[Figure data in JSON]
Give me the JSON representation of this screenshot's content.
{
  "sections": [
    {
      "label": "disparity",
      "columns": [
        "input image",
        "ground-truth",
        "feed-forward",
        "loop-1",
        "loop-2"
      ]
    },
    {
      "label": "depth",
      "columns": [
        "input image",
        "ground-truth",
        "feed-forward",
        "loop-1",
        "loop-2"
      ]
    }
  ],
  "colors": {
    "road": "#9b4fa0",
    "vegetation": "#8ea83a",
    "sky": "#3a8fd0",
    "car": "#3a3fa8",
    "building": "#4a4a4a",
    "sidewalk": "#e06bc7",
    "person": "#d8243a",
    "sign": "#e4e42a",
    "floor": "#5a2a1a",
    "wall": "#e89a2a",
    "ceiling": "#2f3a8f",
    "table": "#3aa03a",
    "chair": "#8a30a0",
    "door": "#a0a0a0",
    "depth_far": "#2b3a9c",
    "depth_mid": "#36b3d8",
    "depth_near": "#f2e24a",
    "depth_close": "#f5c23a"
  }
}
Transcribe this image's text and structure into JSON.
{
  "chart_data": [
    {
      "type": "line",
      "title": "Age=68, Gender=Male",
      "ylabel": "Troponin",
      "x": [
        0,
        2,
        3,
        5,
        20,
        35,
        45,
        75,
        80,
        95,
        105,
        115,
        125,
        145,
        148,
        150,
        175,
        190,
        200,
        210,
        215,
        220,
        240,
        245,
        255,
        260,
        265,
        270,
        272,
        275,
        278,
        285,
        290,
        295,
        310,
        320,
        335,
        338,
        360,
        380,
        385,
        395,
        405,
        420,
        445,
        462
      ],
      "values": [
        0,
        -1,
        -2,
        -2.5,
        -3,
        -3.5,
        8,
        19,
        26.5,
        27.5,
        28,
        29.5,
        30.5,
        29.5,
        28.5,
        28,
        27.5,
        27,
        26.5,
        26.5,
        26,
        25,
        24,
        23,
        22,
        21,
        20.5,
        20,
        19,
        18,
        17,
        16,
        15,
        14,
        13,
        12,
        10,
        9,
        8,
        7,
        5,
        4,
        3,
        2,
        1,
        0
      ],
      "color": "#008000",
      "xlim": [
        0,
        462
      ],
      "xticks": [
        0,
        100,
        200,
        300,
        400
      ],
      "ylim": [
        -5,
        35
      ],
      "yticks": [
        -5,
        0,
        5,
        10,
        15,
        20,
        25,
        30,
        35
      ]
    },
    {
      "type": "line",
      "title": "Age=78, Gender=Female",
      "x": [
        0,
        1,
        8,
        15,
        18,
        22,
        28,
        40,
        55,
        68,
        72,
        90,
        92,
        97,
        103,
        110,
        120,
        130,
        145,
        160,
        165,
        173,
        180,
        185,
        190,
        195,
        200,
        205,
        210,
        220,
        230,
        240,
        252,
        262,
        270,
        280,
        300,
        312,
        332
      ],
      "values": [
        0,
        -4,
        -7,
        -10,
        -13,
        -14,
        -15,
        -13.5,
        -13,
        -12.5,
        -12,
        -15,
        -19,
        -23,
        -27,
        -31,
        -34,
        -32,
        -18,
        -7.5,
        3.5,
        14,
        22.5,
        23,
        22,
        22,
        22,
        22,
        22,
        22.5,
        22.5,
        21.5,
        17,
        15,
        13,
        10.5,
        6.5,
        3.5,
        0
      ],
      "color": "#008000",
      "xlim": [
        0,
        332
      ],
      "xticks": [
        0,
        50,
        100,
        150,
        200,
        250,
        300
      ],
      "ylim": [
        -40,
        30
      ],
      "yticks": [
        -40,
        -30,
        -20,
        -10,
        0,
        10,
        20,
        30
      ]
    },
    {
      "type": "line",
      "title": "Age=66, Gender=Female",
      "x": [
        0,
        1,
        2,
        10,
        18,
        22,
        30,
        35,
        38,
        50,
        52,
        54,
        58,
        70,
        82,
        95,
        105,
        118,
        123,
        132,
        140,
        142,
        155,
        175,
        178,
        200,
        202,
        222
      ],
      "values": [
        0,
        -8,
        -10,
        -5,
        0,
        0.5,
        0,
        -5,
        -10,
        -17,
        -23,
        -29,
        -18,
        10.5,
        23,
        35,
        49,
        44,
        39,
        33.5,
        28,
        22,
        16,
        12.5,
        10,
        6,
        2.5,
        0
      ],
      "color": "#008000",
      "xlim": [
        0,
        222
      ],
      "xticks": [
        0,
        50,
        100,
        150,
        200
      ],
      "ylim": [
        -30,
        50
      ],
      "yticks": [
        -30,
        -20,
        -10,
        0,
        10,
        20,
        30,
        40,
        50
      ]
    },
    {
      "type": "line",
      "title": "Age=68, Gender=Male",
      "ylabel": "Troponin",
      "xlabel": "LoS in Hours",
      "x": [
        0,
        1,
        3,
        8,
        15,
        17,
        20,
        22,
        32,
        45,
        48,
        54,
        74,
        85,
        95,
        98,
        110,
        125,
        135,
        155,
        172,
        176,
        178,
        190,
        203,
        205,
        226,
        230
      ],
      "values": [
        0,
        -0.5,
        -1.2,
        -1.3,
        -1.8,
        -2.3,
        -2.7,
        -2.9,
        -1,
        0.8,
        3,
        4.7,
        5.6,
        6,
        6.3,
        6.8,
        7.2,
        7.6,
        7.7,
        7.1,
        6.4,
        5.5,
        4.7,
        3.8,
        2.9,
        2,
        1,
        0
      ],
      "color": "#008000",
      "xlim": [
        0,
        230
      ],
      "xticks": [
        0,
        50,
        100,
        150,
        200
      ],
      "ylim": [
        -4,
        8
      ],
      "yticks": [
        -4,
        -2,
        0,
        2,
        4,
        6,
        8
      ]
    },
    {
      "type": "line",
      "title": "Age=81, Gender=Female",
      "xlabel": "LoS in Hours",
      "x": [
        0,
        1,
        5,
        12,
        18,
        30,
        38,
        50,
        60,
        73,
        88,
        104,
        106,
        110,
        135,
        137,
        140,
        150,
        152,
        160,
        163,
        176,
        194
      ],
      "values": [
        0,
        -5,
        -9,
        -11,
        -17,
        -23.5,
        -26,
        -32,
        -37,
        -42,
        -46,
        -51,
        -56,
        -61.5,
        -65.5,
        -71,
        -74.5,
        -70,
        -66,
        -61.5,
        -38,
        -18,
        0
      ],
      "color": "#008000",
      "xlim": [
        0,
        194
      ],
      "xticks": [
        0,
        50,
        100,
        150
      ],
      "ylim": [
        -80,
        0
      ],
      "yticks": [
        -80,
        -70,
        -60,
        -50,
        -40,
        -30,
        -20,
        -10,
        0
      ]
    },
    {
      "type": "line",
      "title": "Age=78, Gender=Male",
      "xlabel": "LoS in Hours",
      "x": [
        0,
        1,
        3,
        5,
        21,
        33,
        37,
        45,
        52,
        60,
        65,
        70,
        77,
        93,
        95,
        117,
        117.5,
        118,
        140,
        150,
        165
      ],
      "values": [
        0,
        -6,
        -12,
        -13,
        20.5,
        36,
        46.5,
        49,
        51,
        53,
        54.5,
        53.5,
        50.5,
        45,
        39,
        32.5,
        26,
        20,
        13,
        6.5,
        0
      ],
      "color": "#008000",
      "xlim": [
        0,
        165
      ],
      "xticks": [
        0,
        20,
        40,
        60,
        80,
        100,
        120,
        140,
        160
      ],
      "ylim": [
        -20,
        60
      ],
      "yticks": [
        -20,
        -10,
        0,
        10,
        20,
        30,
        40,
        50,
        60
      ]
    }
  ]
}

■ Exercise objective: Go through the material above and copy each line that has the word "Female".

■ Worked solution:
      "title": "Age=78, Gender=Female",
      "title": "Age=66, Gender=Female",
      "title": "Age=81, Gender=Female",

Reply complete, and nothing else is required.